Would you repeat the listing exactly but omit every picture?

** begin Input for this task **

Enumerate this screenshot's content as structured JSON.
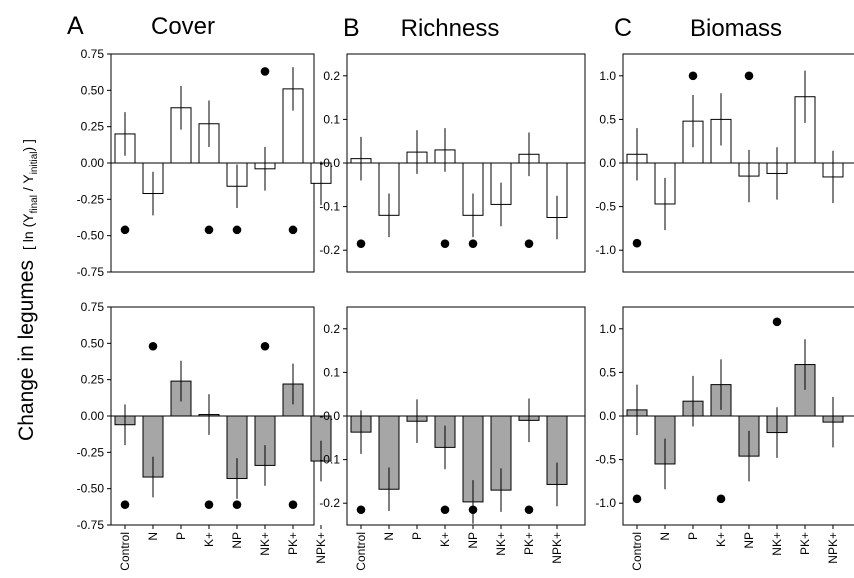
{
  "y_axis_label": "Change in legumes",
  "y_axis_formula": {
    "open": "[ ln (Y",
    "sub1": "final",
    "mid": " / Y",
    "sub2": "initial",
    "close": ") ]"
  },
  "treatments": [
    "Control",
    "N",
    "P",
    "K+",
    "NP",
    "NK+",
    "PK+",
    "NPK+"
  ],
  "colors": {
    "top_bar_fill": "#ffffff",
    "bottom_bar_fill": "#a6a6a6",
    "stroke": "#000000"
  },
  "chart_data": [
    {
      "panel": "A",
      "type": "bar",
      "title": "Cover",
      "row": "top",
      "categories": [
        "Control",
        "N",
        "P",
        "K+",
        "NP",
        "NK+",
        "PK+",
        "NPK+"
      ],
      "values": [
        0.2,
        -0.21,
        0.38,
        0.27,
        -0.16,
        -0.04,
        0.51,
        -0.14
      ],
      "errors": [
        0.15,
        0.15,
        0.15,
        0.16,
        0.15,
        0.15,
        0.15,
        0.15
      ],
      "markers": [
        -0.46,
        null,
        null,
        -0.46,
        -0.46,
        0.63,
        -0.46,
        null
      ],
      "ylim": [
        -0.75,
        0.75
      ],
      "yticks": [
        "0.75",
        "0.50",
        "0.25",
        "0.00",
        "-0.25",
        "-0.50",
        "-0.75"
      ]
    },
    {
      "panel": "B",
      "type": "bar",
      "title": "Richness",
      "row": "top",
      "categories": [
        "Control",
        "N",
        "P",
        "K+",
        "NP",
        "NK+",
        "PK+",
        "NPK+"
      ],
      "values": [
        0.01,
        -0.12,
        0.025,
        0.03,
        -0.12,
        -0.095,
        0.02,
        -0.125
      ],
      "errors": [
        0.05,
        0.05,
        0.05,
        0.05,
        0.05,
        0.05,
        0.05,
        0.05
      ],
      "markers": [
        -0.185,
        null,
        null,
        -0.185,
        -0.185,
        null,
        -0.185,
        null
      ],
      "ylim": [
        -0.25,
        0.25
      ],
      "yticks": [
        "0.2",
        "0.1",
        "-0.0",
        "-0.1",
        "-0.2"
      ]
    },
    {
      "panel": "C",
      "type": "bar",
      "title": "Biomass",
      "row": "top",
      "categories": [
        "Control",
        "N",
        "P",
        "K+",
        "NP",
        "NK+",
        "PK+",
        "NPK+"
      ],
      "values": [
        0.1,
        -0.47,
        0.48,
        0.5,
        -0.15,
        -0.12,
        0.76,
        -0.16
      ],
      "errors": [
        0.3,
        0.3,
        0.3,
        0.3,
        0.3,
        0.3,
        0.3,
        0.3
      ],
      "markers": [
        -0.92,
        null,
        1.0,
        null,
        1.0,
        null,
        null,
        null
      ],
      "ylim": [
        -1.25,
        1.25
      ],
      "yticks": [
        "1.0",
        "0.5",
        "0.0",
        "-0.5",
        "-1.0"
      ]
    },
    {
      "panel": "A",
      "type": "bar",
      "title": "",
      "row": "bottom",
      "categories": [
        "Control",
        "N",
        "P",
        "K+",
        "NP",
        "NK+",
        "PK+",
        "NPK+"
      ],
      "values": [
        -0.06,
        -0.42,
        0.24,
        0.01,
        -0.43,
        -0.34,
        0.22,
        -0.31
      ],
      "errors": [
        0.14,
        0.14,
        0.14,
        0.14,
        0.14,
        0.14,
        0.14,
        0.14
      ],
      "markers": [
        -0.61,
        0.48,
        null,
        -0.61,
        -0.61,
        0.48,
        -0.61,
        null
      ],
      "ylim": [
        -0.75,
        0.75
      ],
      "yticks": [
        "0.75",
        "0.50",
        "0.25",
        "0.00",
        "-0.25",
        "-0.50",
        "-0.75"
      ]
    },
    {
      "panel": "B",
      "type": "bar",
      "title": "",
      "row": "bottom",
      "categories": [
        "Control",
        "N",
        "P",
        "K+",
        "NP",
        "NK+",
        "PK+",
        "NPK+"
      ],
      "values": [
        -0.037,
        -0.168,
        -0.012,
        -0.072,
        -0.197,
        -0.17,
        -0.01,
        -0.157
      ],
      "errors": [
        0.05,
        0.05,
        0.05,
        0.05,
        0.05,
        0.05,
        0.05,
        0.05
      ],
      "markers": [
        -0.215,
        null,
        null,
        -0.215,
        -0.215,
        null,
        -0.215,
        null
      ],
      "ylim": [
        -0.25,
        0.25
      ],
      "yticks": [
        "0.2",
        "0.1",
        "-0.0",
        "-0.1",
        "-0.2"
      ]
    },
    {
      "panel": "C",
      "type": "bar",
      "title": "",
      "row": "bottom",
      "categories": [
        "Control",
        "N",
        "P",
        "K+",
        "NP",
        "NK+",
        "PK+",
        "NPK+"
      ],
      "values": [
        0.07,
        -0.55,
        0.17,
        0.36,
        -0.46,
        -0.19,
        0.59,
        -0.07
      ],
      "errors": [
        0.29,
        0.29,
        0.29,
        0.29,
        0.29,
        0.29,
        0.29,
        0.29
      ],
      "markers": [
        -0.95,
        null,
        null,
        -0.95,
        null,
        1.08,
        null,
        null
      ],
      "ylim": [
        -1.25,
        1.25
      ],
      "yticks": [
        "1.0",
        "0.5",
        "0.0",
        "-0.5",
        "-1.0"
      ]
    }
  ]
}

** end Input for this task **

■ **Solution**:
Enumerate this screenshot's content as structured JSON.
{
  "y_axis_label": "Change in legumes",
  "y_axis_formula": {
    "open": "[ ln (Y",
    "sub1": "final",
    "mid": " / Y",
    "sub2": "initial",
    "close": ") ]"
  },
  "treatments": [
    "Control",
    "N",
    "P",
    "K+",
    "NP",
    "NK+",
    "PK+",
    "NPK+"
  ],
  "colors": {
    "top_bar_fill": "#ffffff",
    "bottom_bar_fill": "#a6a6a6",
    "stroke": "#000000"
  },
  "chart_data": [
    {
      "panel": "A",
      "type": "bar",
      "title": "Cover",
      "row": "top",
      "categories": [
        "Control",
        "N",
        "P",
        "K+",
        "NP",
        "NK+",
        "PK+",
        "NPK+"
      ],
      "values": [
        0.2,
        -0.21,
        0.38,
        0.27,
        -0.16,
        -0.04,
        0.51,
        -0.14
      ],
      "errors": [
        0.15,
        0.15,
        0.15,
        0.16,
        0.15,
        0.15,
        0.15,
        0.15
      ],
      "markers": [
        -0.46,
        null,
        null,
        -0.46,
        -0.46,
        0.63,
        -0.46,
        null
      ],
      "ylim": [
        -0.75,
        0.75
      ],
      "yticks": [
        "0.75",
        "0.50",
        "0.25",
        "0.00",
        "-0.25",
        "-0.50",
        "-0.75"
      ]
    },
    {
      "panel": "B",
      "type": "bar",
      "title": "Richness",
      "row": "top",
      "categories": [
        "Control",
        "N",
        "P",
        "K+",
        "NP",
        "NK+",
        "PK+",
        "NPK+"
      ],
      "values": [
        0.01,
        -0.12,
        0.025,
        0.03,
        -0.12,
        -0.095,
        0.02,
        -0.125
      ],
      "errors": [
        0.05,
        0.05,
        0.05,
        0.05,
        0.05,
        0.05,
        0.05,
        0.05
      ],
      "markers": [
        -0.185,
        null,
        null,
        -0.185,
        -0.185,
        null,
        -0.185,
        null
      ],
      "ylim": [
        -0.25,
        0.25
      ],
      "yticks": [
        "0.2",
        "0.1",
        "-0.0",
        "-0.1",
        "-0.2"
      ]
    },
    {
      "panel": "C",
      "type": "bar",
      "title": "Biomass",
      "row": "top",
      "categories": [
        "Control",
        "N",
        "P",
        "K+",
        "NP",
        "NK+",
        "PK+",
        "NPK+"
      ],
      "values": [
        0.1,
        -0.47,
        0.48,
        0.5,
        -0.15,
        -0.12,
        0.76,
        -0.16
      ],
      "errors": [
        0.3,
        0.3,
        0.3,
        0.3,
        0.3,
        0.3,
        0.3,
        0.3
      ],
      "markers": [
        -0.92,
        null,
        1.0,
        null,
        1.0,
        null,
        null,
        null
      ],
      "ylim": [
        -1.25,
        1.25
      ],
      "yticks": [
        "1.0",
        "0.5",
        "0.0",
        "-0.5",
        "-1.0"
      ]
    },
    {
      "panel": "A",
      "type": "bar",
      "title": "",
      "row": "bottom",
      "categories": [
        "Control",
        "N",
        "P",
        "K+",
        "NP",
        "NK+",
        "PK+",
        "NPK+"
      ],
      "values": [
        -0.06,
        -0.42,
        0.24,
        0.01,
        -0.43,
        -0.34,
        0.22,
        -0.31
      ],
      "errors": [
        0.14,
        0.14,
        0.14,
        0.14,
        0.14,
        0.14,
        0.14,
        0.14
      ],
      "markers": [
        -0.61,
        0.48,
        null,
        -0.61,
        -0.61,
        0.48,
        -0.61,
        null
      ],
      "ylim": [
        -0.75,
        0.75
      ],
      "yticks": [
        "0.75",
        "0.50",
        "0.25",
        "0.00",
        "-0.25",
        "-0.50",
        "-0.75"
      ]
    },
    {
      "panel": "B",
      "type": "bar",
      "title": "",
      "row": "bottom",
      "categories": [
        "Control",
        "N",
        "P",
        "K+",
        "NP",
        "NK+",
        "PK+",
        "NPK+"
      ],
      "values": [
        -0.037,
        -0.168,
        -0.012,
        -0.072,
        -0.197,
        -0.17,
        -0.01,
        -0.157
      ],
      "errors": [
        0.05,
        0.05,
        0.05,
        0.05,
        0.05,
        0.05,
        0.05,
        0.05
      ],
      "markers": [
        -0.215,
        null,
        null,
        -0.215,
        -0.215,
        null,
        -0.215,
        null
      ],
      "ylim": [
        -0.25,
        0.25
      ],
      "yticks": [
        "0.2",
        "0.1",
        "-0.0",
        "-0.1",
        "-0.2"
      ]
    },
    {
      "panel": "C",
      "type": "bar",
      "title": "",
      "row": "bottom",
      "categories": [
        "Control",
        "N",
        "P",
        "K+",
        "NP",
        "NK+",
        "PK+",
        "NPK+"
      ],
      "values": [
        0.07,
        -0.55,
        0.17,
        0.36,
        -0.46,
        -0.19,
        0.59,
        -0.07
      ],
      "errors": [
        0.29,
        0.29,
        0.29,
        0.29,
        0.29,
        0.29,
        0.29,
        0.29
      ],
      "markers": [
        -0.95,
        null,
        null,
        -0.95,
        null,
        1.08,
        null,
        null
      ],
      "ylim": [
        -1.25,
        1.25
      ],
      "yticks": [
        "1.0",
        "0.5",
        "0.0",
        "-0.5",
        "-1.0"
      ]
    }
  ]
}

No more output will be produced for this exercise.